→ EXCERPTED RECORDS:
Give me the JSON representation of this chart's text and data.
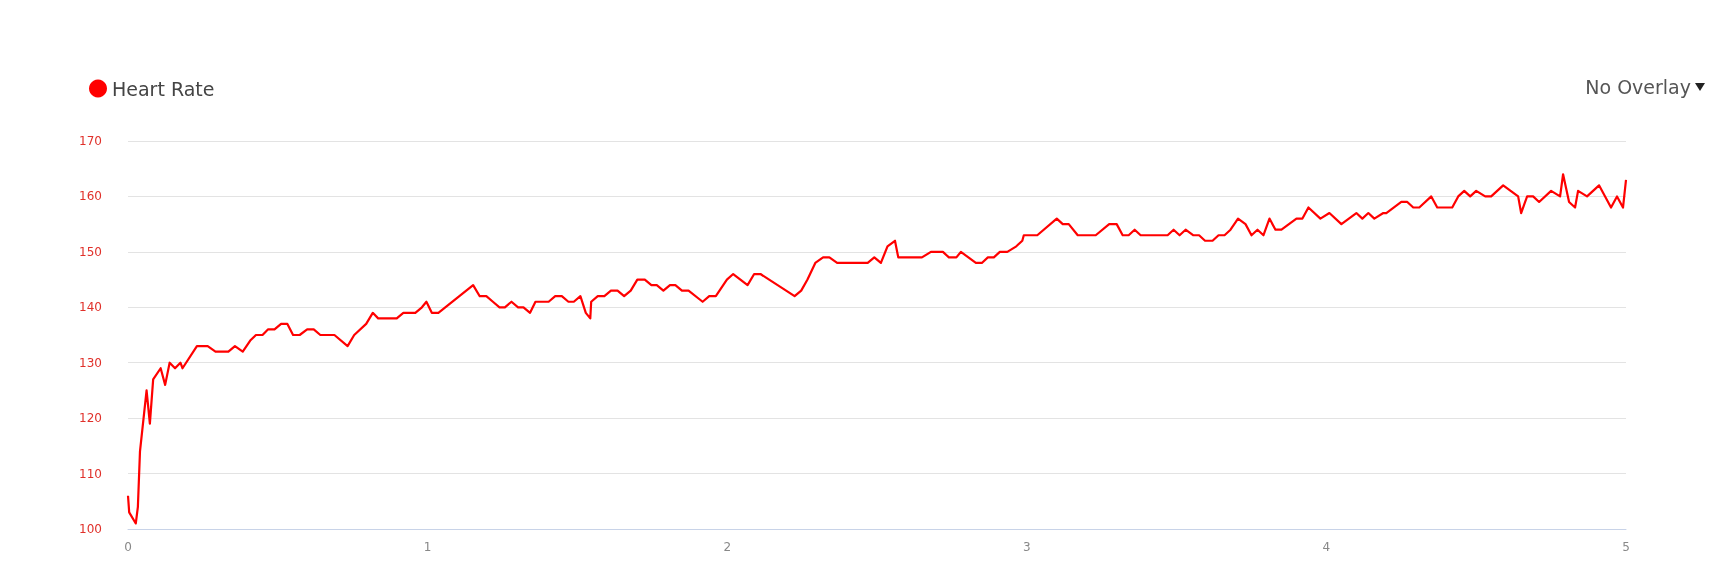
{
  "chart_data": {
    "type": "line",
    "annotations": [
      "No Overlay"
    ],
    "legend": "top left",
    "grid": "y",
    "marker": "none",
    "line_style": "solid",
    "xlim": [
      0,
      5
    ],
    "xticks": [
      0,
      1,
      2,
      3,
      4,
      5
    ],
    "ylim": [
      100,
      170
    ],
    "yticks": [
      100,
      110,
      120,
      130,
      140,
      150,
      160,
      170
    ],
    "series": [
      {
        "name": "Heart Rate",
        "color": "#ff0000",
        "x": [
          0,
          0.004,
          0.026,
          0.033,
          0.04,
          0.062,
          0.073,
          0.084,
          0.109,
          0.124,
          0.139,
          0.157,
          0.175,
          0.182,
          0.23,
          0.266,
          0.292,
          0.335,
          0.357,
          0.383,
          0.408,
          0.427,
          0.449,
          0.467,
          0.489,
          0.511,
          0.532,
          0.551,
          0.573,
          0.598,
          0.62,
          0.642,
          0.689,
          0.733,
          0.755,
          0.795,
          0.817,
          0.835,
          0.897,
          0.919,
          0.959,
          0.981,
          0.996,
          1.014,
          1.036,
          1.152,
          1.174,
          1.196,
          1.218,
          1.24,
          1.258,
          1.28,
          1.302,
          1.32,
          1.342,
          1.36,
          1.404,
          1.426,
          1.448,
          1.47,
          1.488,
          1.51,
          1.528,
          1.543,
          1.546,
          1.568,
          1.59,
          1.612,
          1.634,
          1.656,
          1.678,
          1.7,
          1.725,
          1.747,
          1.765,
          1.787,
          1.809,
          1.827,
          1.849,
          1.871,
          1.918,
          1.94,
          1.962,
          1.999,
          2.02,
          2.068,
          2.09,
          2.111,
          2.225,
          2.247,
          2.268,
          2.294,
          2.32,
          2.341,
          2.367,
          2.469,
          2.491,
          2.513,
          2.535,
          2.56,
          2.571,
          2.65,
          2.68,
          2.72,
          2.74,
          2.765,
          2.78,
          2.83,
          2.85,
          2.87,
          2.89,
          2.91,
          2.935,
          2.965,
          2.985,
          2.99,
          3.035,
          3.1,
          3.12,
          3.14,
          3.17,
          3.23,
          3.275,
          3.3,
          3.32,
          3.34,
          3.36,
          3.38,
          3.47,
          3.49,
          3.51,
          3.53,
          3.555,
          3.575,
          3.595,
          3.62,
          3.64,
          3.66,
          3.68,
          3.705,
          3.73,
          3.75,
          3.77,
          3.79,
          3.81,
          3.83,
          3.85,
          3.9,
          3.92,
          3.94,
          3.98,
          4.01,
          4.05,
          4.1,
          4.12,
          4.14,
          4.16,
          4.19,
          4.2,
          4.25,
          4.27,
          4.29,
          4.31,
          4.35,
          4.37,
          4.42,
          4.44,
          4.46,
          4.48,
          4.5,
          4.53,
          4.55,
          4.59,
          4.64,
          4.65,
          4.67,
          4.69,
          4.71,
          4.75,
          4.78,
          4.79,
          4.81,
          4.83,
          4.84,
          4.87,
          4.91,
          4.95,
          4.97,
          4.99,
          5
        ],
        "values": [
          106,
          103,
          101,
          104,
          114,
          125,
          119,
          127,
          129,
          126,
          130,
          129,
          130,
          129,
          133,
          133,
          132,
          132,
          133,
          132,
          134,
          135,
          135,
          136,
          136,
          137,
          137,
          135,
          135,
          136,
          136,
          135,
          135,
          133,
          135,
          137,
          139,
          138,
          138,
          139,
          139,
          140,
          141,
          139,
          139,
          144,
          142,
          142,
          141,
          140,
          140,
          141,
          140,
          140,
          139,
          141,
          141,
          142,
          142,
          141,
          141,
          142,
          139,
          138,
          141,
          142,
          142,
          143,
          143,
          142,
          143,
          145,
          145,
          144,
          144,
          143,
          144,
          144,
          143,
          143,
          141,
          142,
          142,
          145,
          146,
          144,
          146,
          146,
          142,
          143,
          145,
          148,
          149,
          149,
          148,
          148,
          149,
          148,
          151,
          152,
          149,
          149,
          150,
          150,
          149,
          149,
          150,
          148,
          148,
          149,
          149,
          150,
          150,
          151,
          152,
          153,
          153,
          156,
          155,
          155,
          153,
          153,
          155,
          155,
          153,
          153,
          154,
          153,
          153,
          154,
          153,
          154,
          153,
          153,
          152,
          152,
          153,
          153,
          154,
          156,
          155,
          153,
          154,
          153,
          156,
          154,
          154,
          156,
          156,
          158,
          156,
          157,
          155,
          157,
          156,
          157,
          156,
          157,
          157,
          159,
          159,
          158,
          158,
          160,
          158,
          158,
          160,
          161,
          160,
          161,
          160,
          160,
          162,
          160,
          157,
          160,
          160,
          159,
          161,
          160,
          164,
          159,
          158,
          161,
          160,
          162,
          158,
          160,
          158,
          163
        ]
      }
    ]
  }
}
...
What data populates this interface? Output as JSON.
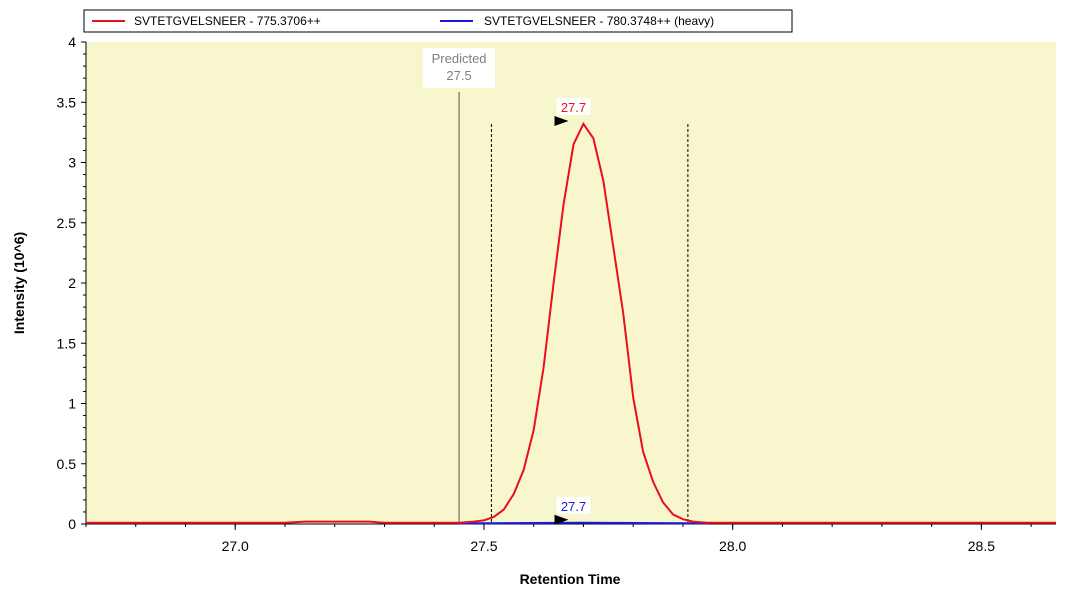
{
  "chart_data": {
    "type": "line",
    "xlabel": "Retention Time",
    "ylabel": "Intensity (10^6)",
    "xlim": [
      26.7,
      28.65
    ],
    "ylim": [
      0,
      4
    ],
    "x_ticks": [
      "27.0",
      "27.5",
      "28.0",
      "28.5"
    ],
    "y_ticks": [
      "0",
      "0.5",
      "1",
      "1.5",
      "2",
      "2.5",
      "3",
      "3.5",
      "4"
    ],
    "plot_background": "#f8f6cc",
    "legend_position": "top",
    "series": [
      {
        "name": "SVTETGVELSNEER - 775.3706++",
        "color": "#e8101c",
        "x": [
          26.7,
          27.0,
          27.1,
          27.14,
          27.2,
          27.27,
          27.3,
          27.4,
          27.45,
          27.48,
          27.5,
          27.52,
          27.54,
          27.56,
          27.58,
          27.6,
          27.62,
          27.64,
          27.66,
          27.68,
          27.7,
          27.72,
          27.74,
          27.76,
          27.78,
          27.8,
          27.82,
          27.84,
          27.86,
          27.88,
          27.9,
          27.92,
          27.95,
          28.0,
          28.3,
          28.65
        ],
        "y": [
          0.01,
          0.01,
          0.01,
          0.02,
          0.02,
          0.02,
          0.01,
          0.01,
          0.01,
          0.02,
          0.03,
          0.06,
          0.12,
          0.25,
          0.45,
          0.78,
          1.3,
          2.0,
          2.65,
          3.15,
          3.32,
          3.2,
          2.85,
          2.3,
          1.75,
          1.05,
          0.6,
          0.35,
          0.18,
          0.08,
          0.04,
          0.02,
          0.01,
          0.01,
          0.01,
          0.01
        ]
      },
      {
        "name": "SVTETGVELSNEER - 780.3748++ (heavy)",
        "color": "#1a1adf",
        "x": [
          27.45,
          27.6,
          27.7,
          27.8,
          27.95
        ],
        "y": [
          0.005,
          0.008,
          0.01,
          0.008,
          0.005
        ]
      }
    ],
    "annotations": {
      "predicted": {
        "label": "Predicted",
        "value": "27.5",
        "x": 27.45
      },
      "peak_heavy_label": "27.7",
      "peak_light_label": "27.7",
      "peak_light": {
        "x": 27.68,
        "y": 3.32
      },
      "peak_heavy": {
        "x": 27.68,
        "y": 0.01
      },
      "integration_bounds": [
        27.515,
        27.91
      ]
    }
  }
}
* * *
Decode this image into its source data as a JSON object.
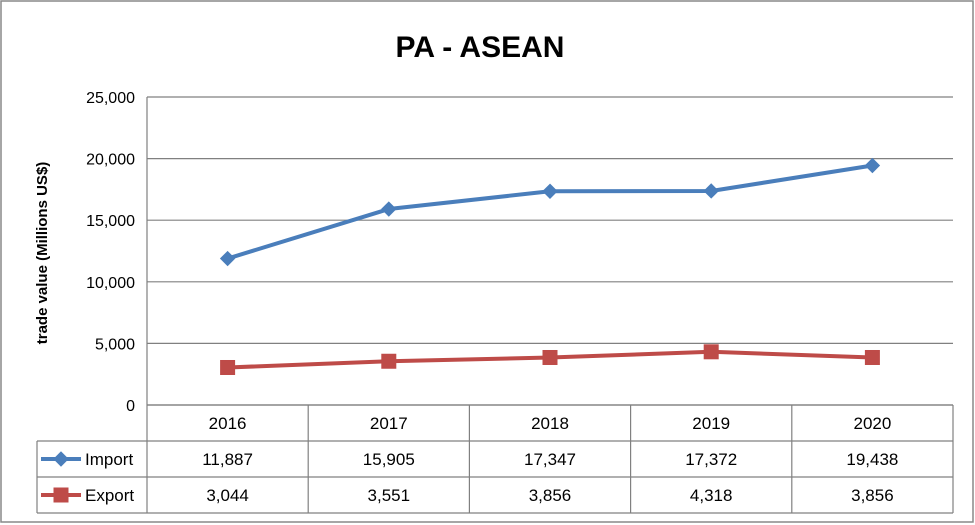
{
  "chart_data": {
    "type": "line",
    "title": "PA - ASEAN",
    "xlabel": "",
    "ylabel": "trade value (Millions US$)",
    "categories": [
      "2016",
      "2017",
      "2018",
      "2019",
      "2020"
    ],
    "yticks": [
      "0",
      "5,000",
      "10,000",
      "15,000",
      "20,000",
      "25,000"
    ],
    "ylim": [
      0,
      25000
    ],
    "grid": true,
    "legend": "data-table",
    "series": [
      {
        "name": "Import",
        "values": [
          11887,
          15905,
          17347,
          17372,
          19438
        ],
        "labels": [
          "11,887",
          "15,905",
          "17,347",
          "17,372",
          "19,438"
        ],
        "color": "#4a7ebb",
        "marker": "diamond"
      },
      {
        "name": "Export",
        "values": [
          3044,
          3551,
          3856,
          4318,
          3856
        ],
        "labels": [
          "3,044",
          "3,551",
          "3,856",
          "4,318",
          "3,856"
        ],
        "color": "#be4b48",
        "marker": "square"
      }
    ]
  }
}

→ YOUR OBJECTIVE: Go through the records and copy each line with "SVTETGVELSNEER" in it.

→ EXERCISE RESULT:
        "name": "SVTETGVELSNEER - 775.3706++",
        "name": "SVTETGVELSNEER - 780.3748++ (heavy)",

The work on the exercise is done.